━━━━━ Material
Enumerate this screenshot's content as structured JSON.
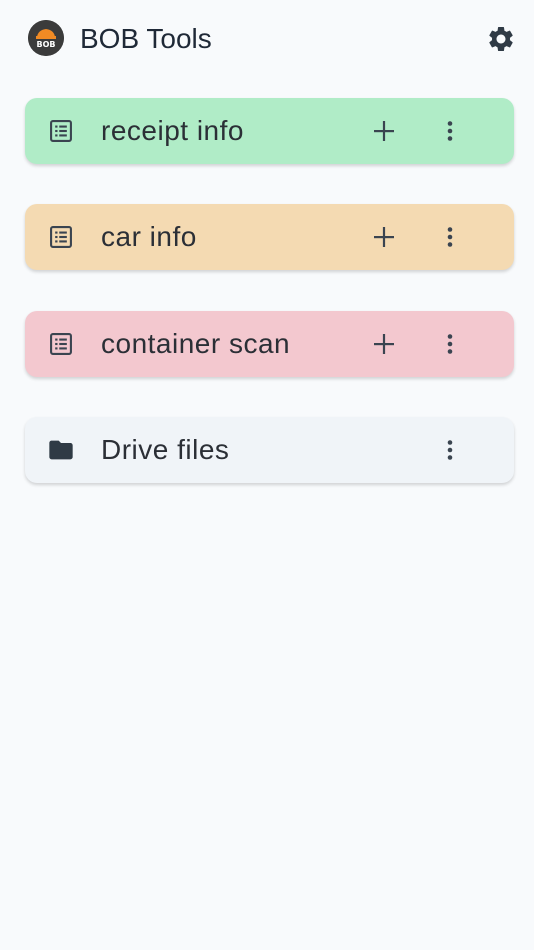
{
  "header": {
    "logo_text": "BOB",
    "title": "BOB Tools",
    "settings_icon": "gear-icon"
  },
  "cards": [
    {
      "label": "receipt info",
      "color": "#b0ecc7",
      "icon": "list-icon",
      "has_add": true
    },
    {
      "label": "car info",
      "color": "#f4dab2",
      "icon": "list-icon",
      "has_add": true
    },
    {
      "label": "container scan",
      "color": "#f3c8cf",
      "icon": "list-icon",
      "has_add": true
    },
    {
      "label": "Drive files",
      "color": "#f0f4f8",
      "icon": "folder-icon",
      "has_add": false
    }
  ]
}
━━━━━━━━━━
━━━━━ Material
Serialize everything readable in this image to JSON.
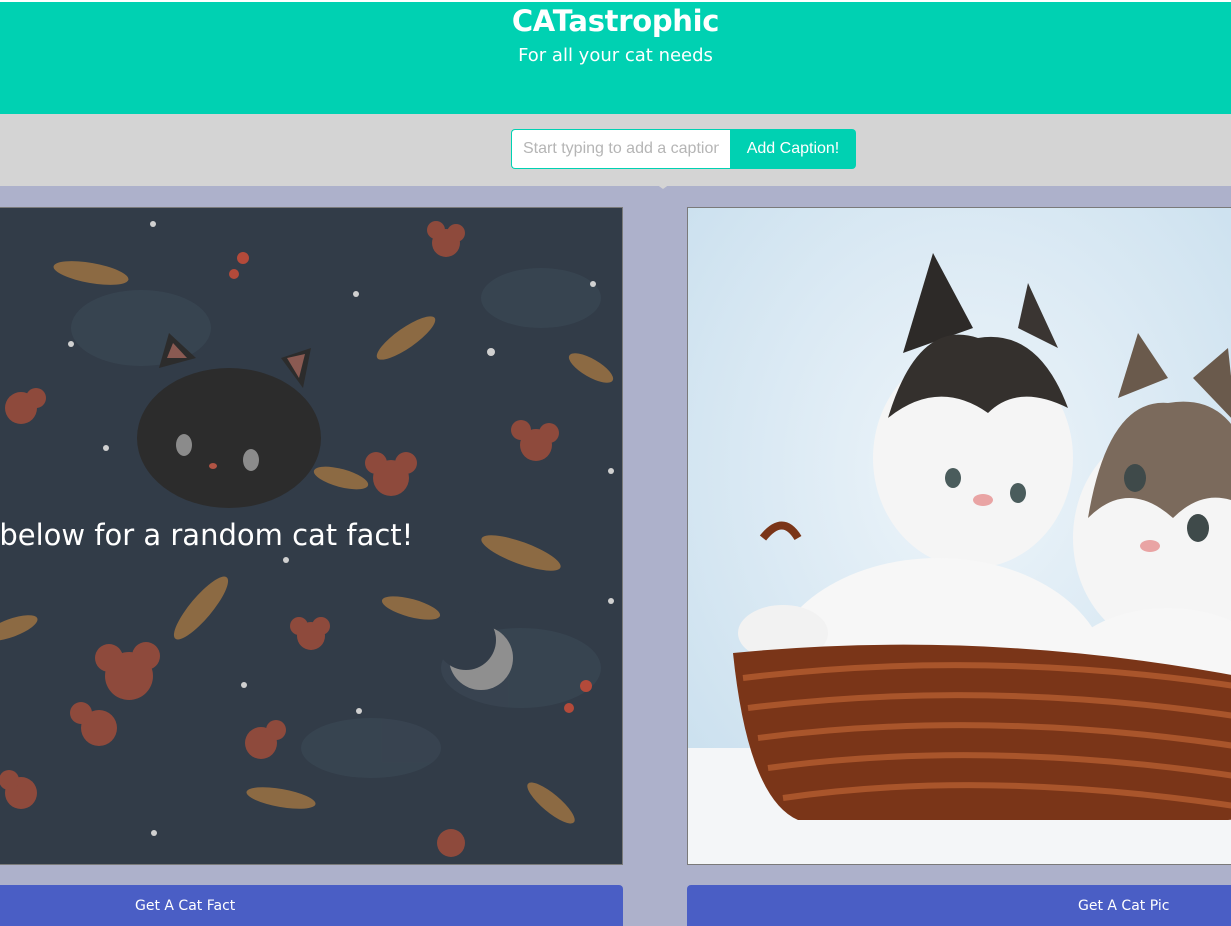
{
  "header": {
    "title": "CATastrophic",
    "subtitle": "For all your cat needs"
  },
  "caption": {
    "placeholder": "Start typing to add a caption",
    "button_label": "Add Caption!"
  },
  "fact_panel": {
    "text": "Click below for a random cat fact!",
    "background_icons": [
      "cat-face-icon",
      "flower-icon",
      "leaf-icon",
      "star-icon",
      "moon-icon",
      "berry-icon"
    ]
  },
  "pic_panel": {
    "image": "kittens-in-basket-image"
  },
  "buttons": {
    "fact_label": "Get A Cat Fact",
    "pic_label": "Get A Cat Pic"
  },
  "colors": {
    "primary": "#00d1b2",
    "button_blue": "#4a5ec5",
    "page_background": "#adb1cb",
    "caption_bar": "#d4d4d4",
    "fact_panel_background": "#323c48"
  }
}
━━━━━━━━━━
§ Exercise objective:
Every line that holds the word "this" should be extracted.

§ Expected answer:
Enumerate this screenshot's content as structured JSON.
Serialize everything readable in this image to JSON.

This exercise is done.